** start RECORDS **

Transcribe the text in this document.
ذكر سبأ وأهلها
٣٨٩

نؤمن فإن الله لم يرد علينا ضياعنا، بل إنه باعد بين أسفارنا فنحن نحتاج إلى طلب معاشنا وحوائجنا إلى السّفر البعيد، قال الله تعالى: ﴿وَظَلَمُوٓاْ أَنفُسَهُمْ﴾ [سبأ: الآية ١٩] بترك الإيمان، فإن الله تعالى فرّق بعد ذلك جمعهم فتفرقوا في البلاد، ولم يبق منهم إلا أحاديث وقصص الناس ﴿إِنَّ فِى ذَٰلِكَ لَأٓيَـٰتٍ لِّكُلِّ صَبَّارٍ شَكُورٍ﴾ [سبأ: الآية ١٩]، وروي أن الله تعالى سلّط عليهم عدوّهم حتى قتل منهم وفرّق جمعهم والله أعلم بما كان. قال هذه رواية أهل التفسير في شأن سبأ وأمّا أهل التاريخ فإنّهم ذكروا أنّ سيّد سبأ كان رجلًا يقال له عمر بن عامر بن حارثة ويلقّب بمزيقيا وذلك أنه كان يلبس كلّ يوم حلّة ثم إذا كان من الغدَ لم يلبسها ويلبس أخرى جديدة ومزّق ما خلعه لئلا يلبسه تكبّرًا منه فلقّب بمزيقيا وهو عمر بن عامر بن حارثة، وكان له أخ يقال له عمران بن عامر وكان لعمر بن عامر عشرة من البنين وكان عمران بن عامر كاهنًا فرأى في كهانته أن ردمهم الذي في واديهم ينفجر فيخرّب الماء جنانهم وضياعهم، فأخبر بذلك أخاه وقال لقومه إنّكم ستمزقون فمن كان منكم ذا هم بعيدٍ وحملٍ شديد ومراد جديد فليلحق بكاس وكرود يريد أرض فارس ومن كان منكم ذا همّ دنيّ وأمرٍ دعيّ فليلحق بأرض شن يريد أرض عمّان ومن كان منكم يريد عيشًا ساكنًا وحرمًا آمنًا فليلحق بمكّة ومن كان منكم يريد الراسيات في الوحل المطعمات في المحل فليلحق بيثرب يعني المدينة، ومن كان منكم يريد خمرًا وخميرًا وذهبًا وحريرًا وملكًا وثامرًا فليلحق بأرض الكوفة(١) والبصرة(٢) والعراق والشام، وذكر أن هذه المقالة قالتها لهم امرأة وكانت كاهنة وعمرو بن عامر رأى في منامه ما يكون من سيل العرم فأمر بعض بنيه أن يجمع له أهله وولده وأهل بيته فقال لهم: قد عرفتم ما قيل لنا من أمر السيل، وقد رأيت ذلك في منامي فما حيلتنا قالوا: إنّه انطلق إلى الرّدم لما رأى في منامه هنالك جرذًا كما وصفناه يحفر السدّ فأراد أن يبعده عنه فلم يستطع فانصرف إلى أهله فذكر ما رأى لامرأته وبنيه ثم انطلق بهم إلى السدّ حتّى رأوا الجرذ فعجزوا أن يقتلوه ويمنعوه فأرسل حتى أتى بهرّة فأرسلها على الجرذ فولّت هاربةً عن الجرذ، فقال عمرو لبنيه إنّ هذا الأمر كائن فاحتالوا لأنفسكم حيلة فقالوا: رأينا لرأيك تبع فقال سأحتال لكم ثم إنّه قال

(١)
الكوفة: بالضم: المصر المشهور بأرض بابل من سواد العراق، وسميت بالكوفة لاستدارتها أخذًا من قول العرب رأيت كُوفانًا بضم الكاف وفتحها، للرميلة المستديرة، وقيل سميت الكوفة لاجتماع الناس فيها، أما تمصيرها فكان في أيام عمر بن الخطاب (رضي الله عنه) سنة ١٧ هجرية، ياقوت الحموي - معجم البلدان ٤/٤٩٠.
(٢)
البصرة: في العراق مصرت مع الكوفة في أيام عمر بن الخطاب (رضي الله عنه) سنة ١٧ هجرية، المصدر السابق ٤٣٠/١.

** end RECORDS **

WHAT THE EXERCISE ASKS: Every line of the data above should be copied exactly.

RESULT OF THE EXERCISE:
Transcribe the text in this document.
ذكر سبأ وأهلها
٣٨٩

نؤمن فإن الله لم يرد علينا ضياعنا، بل إنه باعد بين أسفارنا فنحن نحتاج إلى طلب معاشنا وحوائجنا إلى السّفر البعيد، قال الله تعالى: ﴿وَظَلَمُوٓاْ أَنفُسَهُمْ﴾ [سبأ: الآية ١٩] بترك الإيمان، فإن الله تعالى فرّق بعد ذلك جمعهم فتفرقوا في البلاد، ولم يبق منهم إلا أحاديث وقصص الناس ﴿إِنَّ فِى ذَٰلِكَ لَأٓيَـٰتٍ لِّكُلِّ صَبَّارٍ شَكُورٍ﴾ [سبأ: الآية ١٩]، وروي أن الله تعالى سلّط عليهم عدوّهم حتى قتل منهم وفرّق جمعهم والله أعلم بما كان. قال هذه رواية أهل التفسير في شأن سبأ وأمّا أهل التاريخ فإنّهم ذكروا أنّ سيّد سبأ كان رجلًا يقال له عمر بن عامر بن حارثة ويلقّب بمزيقيا وذلك أنه كان يلبس كلّ يوم حلّة ثم إذا كان من الغدَ لم يلبسها ويلبس أخرى جديدة ومزّق ما خلعه لئلا يلبسه تكبّرًا منه فلقّب بمزيقيا وهو عمر بن عامر بن حارثة، وكان له أخ يقال له عمران بن عامر وكان لعمر بن عامر عشرة من البنين وكان عمران بن عامر كاهنًا فرأى في كهانته أن ردمهم الذي في واديهم ينفجر فيخرّب الماء جنانهم وضياعهم، فأخبر بذلك أخاه وقال لقومه إنّكم ستمزقون فمن كان منكم ذا هم بعيدٍ وحملٍ شديد ومراد جديد فليلحق بكاس وكرود يريد أرض فارس ومن كان منكم ذا همّ دنيّ وأمرٍ دعيّ فليلحق بأرض شن يريد أرض عمّان ومن كان منكم يريد عيشًا ساكنًا وحرمًا آمنًا فليلحق بمكّة ومن كان منكم يريد الراسيات في الوحل المطعمات في المحل فليلحق بيثرب يعني المدينة، ومن كان منكم يريد خمرًا وخميرًا وذهبًا وحريرًا وملكًا وثامرًا فليلحق بأرض الكوفة(١) والبصرة(٢) والعراق والشام، وذكر أن هذه المقالة قالتها لهم امرأة وكانت كاهنة وعمرو بن عامر رأى في منامه ما يكون من سيل العرم فأمر بعض بنيه أن يجمع له أهله وولده وأهل بيته فقال لهم: قد عرفتم ما قيل لنا من أمر السيل، وقد رأيت ذلك في منامي فما حيلتنا قالوا: إنّه انطلق إلى الرّدم لما رأى في منامه هنالك جرذًا كما وصفناه يحفر السدّ فأراد أن يبعده عنه فلم يستطع فانصرف إلى أهله فذكر ما رأى لامرأته وبنيه ثم انطلق بهم إلى السدّ حتّى رأوا الجرذ فعجزوا أن يقتلوه ويمنعوه فأرسل حتى أتى بهرّة فأرسلها على الجرذ فولّت هاربةً عن الجرذ، فقال عمرو لبنيه إنّ هذا الأمر كائن فاحتالوا لأنفسكم حيلة فقالوا: رأينا لرأيك تبع فقال سأحتال لكم ثم إنّه قال

(١)
الكوفة: بالضم: المصر المشهور بأرض بابل من سواد العراق، وسميت بالكوفة لاستدارتها أخذًا من قول العرب رأيت كُوفانًا بضم الكاف وفتحها، للرميلة المستديرة، وقيل سميت الكوفة لاجتماع الناس فيها، أما تمصيرها فكان في أيام عمر بن الخطاب (رضي الله عنه) سنة ١٧ هجرية، ياقوت الحموي - معجم البلدان ٤/٤٩٠.
(٢)
البصرة: في العراق مصرت مع الكوفة في أيام عمر بن الخطاب (رضي الله عنه) سنة ١٧ هجرية، المصدر السابق ٤٣٠/١.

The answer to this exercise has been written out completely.